Stored items:
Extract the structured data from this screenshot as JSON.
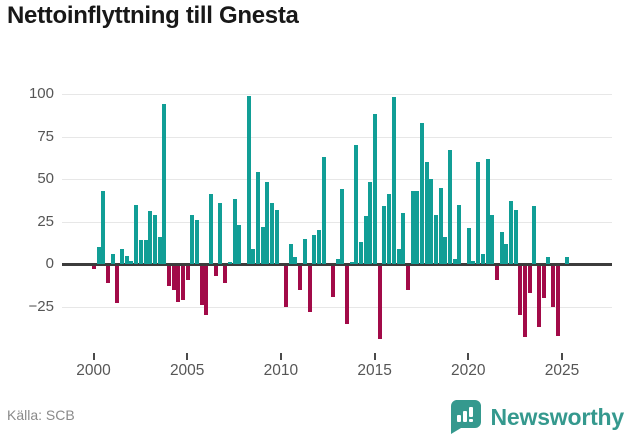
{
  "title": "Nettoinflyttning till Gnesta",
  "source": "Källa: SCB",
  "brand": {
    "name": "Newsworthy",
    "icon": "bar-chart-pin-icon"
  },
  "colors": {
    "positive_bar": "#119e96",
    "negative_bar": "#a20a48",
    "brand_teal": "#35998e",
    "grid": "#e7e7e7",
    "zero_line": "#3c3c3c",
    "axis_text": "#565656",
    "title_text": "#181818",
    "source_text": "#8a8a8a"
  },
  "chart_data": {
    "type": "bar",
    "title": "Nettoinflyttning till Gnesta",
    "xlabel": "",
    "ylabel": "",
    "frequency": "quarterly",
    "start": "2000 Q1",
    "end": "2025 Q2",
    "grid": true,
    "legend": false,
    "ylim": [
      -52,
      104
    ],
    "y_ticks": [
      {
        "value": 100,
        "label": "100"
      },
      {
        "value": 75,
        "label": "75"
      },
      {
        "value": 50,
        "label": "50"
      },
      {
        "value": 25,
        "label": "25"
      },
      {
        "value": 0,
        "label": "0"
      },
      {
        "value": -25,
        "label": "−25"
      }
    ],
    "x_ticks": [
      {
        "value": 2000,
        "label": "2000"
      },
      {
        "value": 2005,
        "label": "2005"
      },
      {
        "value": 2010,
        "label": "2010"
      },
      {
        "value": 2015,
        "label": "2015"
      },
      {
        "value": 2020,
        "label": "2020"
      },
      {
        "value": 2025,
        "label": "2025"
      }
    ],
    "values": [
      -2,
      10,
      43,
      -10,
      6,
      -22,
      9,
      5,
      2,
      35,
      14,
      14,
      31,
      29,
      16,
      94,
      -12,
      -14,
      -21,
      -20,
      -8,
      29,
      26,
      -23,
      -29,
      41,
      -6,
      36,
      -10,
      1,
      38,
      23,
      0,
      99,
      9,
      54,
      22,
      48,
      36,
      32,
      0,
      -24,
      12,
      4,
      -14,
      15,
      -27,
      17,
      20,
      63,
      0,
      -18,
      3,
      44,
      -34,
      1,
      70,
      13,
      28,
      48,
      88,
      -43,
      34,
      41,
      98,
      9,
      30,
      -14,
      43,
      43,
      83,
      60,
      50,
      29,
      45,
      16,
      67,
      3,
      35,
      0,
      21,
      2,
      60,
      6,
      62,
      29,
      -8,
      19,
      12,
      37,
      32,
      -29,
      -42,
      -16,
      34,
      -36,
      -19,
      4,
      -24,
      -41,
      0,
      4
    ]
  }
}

• Stated task: Each line above is to be copied verbatim. Drop any image from the copy.

• Written solution:
Extract the structured data from this screenshot as JSON.
{
  "title": "Nettoinflyttning till Gnesta",
  "source": "Källa: SCB",
  "brand": {
    "name": "Newsworthy",
    "icon": "bar-chart-pin-icon"
  },
  "colors": {
    "positive_bar": "#119e96",
    "negative_bar": "#a20a48",
    "brand_teal": "#35998e",
    "grid": "#e7e7e7",
    "zero_line": "#3c3c3c",
    "axis_text": "#565656",
    "title_text": "#181818",
    "source_text": "#8a8a8a"
  },
  "chart_data": {
    "type": "bar",
    "title": "Nettoinflyttning till Gnesta",
    "xlabel": "",
    "ylabel": "",
    "frequency": "quarterly",
    "start": "2000 Q1",
    "end": "2025 Q2",
    "grid": true,
    "legend": false,
    "ylim": [
      -52,
      104
    ],
    "y_ticks": [
      {
        "value": 100,
        "label": "100"
      },
      {
        "value": 75,
        "label": "75"
      },
      {
        "value": 50,
        "label": "50"
      },
      {
        "value": 25,
        "label": "25"
      },
      {
        "value": 0,
        "label": "0"
      },
      {
        "value": -25,
        "label": "−25"
      }
    ],
    "x_ticks": [
      {
        "value": 2000,
        "label": "2000"
      },
      {
        "value": 2005,
        "label": "2005"
      },
      {
        "value": 2010,
        "label": "2010"
      },
      {
        "value": 2015,
        "label": "2015"
      },
      {
        "value": 2020,
        "label": "2020"
      },
      {
        "value": 2025,
        "label": "2025"
      }
    ],
    "values": [
      -2,
      10,
      43,
      -10,
      6,
      -22,
      9,
      5,
      2,
      35,
      14,
      14,
      31,
      29,
      16,
      94,
      -12,
      -14,
      -21,
      -20,
      -8,
      29,
      26,
      -23,
      -29,
      41,
      -6,
      36,
      -10,
      1,
      38,
      23,
      0,
      99,
      9,
      54,
      22,
      48,
      36,
      32,
      0,
      -24,
      12,
      4,
      -14,
      15,
      -27,
      17,
      20,
      63,
      0,
      -18,
      3,
      44,
      -34,
      1,
      70,
      13,
      28,
      48,
      88,
      -43,
      34,
      41,
      98,
      9,
      30,
      -14,
      43,
      43,
      83,
      60,
      50,
      29,
      45,
      16,
      67,
      3,
      35,
      0,
      21,
      2,
      60,
      6,
      62,
      29,
      -8,
      19,
      12,
      37,
      32,
      -29,
      -42,
      -16,
      34,
      -36,
      -19,
      4,
      -24,
      -41,
      0,
      4
    ]
  }
}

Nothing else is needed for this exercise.